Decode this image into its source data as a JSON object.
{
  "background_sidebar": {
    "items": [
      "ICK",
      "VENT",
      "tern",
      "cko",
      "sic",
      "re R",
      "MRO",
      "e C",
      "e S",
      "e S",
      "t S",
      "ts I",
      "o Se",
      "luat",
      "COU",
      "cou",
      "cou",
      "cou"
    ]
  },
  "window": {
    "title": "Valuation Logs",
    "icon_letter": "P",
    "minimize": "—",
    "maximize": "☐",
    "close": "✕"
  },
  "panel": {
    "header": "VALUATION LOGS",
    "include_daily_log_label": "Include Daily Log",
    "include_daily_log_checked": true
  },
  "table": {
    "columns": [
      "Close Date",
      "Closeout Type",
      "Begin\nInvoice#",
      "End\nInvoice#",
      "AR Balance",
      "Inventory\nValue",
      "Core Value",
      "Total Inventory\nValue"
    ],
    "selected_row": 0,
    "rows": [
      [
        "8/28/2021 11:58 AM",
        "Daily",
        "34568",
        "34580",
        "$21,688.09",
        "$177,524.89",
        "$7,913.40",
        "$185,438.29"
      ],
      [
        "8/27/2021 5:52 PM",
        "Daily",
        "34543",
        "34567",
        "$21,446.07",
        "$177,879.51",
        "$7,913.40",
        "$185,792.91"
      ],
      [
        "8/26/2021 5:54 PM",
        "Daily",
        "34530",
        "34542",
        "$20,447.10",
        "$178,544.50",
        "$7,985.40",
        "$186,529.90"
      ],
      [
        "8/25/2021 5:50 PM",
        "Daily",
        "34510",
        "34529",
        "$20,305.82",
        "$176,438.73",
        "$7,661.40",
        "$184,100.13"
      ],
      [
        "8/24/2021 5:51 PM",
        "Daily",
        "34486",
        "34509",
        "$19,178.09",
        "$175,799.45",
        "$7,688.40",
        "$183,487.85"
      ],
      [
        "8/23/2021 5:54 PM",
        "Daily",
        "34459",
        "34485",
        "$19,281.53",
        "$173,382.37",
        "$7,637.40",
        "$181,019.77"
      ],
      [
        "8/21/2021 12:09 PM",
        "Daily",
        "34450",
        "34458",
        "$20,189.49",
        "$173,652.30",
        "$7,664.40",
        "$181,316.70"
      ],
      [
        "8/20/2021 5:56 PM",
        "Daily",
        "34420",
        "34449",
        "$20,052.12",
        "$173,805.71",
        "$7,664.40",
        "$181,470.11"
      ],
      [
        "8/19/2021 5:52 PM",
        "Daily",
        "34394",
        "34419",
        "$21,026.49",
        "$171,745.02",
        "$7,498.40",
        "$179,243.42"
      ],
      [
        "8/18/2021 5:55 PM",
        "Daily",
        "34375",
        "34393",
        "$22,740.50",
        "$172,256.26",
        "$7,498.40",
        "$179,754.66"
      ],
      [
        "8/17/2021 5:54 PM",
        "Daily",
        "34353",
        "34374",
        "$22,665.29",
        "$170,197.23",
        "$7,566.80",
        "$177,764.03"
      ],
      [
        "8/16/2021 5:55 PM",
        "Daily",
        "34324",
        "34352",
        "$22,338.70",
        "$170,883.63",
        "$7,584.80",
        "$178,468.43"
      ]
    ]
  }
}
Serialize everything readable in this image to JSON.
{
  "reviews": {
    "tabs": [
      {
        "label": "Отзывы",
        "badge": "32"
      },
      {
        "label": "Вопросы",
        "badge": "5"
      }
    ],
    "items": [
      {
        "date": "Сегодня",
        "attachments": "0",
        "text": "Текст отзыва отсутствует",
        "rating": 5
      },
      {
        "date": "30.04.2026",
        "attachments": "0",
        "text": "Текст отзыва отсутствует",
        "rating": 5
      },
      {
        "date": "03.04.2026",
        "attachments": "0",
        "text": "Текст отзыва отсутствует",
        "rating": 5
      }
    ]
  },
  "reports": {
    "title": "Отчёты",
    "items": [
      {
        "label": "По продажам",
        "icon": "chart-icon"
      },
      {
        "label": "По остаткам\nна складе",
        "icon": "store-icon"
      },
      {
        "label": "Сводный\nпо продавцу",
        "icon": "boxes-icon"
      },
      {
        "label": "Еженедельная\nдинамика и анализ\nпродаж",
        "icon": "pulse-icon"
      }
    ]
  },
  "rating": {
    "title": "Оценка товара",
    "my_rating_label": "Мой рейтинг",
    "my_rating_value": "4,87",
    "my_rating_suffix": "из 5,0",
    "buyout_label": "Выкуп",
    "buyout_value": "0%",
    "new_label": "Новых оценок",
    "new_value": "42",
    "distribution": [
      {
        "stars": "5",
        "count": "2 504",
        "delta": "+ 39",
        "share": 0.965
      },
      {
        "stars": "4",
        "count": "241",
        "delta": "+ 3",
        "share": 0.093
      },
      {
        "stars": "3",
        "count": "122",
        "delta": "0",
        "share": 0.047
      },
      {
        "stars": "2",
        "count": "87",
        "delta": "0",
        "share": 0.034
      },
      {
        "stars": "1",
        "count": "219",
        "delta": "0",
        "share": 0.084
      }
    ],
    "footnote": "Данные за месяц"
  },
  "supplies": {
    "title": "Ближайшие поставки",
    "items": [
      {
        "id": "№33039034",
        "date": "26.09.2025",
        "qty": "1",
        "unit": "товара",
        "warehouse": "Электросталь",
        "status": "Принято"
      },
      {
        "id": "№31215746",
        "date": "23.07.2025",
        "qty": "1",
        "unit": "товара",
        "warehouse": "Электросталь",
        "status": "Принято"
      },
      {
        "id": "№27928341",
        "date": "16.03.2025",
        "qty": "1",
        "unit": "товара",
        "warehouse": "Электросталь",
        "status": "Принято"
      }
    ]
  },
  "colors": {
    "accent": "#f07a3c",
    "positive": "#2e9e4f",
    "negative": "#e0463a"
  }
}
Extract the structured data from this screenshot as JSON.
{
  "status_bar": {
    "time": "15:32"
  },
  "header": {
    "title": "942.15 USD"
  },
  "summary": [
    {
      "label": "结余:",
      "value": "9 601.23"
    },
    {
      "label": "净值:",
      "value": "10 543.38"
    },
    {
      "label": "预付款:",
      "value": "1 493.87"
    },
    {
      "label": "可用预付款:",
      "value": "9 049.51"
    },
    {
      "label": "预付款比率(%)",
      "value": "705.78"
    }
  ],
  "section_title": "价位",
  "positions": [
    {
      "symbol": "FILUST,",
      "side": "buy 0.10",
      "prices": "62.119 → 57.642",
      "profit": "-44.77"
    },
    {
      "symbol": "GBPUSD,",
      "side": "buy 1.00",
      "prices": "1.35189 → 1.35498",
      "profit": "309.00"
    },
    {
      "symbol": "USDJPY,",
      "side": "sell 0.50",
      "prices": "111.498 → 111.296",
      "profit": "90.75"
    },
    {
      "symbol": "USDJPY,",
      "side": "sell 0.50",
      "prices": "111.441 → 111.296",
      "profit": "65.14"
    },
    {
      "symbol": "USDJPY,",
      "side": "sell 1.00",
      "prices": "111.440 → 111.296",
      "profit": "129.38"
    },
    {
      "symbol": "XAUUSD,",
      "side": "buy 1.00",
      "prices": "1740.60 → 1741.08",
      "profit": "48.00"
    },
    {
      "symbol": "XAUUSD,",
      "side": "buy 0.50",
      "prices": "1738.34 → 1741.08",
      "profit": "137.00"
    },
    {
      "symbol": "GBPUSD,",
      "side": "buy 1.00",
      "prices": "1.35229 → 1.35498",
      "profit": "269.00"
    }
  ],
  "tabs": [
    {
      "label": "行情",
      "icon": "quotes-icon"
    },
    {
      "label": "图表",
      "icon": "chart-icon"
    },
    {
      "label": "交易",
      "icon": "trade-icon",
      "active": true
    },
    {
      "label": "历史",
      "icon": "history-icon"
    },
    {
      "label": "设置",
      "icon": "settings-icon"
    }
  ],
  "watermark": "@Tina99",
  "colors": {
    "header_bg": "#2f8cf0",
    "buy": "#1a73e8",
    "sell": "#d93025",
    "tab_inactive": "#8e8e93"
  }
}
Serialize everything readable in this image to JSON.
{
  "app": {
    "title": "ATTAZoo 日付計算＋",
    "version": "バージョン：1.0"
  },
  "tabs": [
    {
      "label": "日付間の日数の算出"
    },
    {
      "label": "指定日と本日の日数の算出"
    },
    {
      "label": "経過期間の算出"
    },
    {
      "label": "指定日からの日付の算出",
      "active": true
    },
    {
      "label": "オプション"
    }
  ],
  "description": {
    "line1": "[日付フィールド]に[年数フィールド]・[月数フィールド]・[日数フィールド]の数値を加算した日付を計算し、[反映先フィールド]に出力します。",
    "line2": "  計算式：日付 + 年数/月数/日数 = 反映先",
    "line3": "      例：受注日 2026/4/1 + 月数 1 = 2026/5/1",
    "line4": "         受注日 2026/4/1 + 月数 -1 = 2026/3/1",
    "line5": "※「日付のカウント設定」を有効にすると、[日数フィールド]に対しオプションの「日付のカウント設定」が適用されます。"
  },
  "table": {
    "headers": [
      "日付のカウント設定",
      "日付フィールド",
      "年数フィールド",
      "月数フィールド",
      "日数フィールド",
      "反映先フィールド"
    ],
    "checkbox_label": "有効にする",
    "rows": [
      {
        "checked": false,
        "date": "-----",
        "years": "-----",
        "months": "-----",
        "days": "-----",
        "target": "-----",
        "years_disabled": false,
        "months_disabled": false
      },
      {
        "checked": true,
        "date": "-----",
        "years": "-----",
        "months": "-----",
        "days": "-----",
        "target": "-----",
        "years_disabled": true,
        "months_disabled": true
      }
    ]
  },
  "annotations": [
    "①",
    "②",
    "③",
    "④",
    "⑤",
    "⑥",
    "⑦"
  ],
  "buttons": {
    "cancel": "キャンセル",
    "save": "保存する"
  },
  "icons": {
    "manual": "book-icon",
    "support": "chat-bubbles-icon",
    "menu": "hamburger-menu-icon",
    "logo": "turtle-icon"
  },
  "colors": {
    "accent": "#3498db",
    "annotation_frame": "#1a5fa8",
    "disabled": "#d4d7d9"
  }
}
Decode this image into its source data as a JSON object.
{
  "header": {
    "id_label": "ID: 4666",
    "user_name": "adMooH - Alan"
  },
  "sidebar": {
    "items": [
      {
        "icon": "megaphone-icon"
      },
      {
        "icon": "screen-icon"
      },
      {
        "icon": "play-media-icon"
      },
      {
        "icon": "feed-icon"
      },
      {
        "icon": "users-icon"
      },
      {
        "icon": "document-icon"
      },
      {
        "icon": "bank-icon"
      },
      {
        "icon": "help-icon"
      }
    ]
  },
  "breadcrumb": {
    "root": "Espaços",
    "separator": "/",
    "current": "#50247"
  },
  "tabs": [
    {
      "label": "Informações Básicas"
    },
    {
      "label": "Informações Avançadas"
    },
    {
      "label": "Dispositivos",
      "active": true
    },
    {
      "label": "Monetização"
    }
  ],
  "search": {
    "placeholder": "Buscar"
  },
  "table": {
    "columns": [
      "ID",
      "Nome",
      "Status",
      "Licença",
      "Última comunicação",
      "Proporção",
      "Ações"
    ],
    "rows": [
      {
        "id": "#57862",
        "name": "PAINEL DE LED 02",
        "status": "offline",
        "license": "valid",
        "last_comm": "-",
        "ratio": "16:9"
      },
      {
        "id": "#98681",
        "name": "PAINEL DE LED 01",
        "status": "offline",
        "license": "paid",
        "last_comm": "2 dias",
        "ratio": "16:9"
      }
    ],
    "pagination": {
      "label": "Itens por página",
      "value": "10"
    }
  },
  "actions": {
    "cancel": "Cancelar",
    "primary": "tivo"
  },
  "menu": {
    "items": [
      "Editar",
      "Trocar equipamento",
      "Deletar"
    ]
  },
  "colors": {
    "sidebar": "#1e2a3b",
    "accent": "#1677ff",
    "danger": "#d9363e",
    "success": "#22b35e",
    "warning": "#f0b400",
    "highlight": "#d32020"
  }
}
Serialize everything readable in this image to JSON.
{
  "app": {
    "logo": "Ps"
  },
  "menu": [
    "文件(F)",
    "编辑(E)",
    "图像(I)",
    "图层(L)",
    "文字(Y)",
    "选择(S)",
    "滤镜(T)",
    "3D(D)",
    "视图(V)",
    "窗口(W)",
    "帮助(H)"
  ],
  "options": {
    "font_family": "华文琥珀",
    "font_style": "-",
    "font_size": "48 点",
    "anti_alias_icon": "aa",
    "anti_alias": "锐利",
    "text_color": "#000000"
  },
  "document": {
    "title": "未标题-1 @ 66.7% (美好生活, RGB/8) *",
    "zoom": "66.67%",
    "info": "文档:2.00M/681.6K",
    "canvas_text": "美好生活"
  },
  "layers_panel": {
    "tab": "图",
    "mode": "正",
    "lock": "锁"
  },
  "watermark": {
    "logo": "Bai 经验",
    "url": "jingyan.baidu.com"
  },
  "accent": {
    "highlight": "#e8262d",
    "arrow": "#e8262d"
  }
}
═══
WRITTEN REQUEST »
All lines holding the word "反映先フィールド" should be picked out and copied.

RESULT BELOW »
    "line1": "[日付フィールド]に[年数フィールド]・[月数フィールド]・[日数フィールド]の数値を加算した日付を計算し、[反映先フィールド]に出力します。",
      "反映先フィールド"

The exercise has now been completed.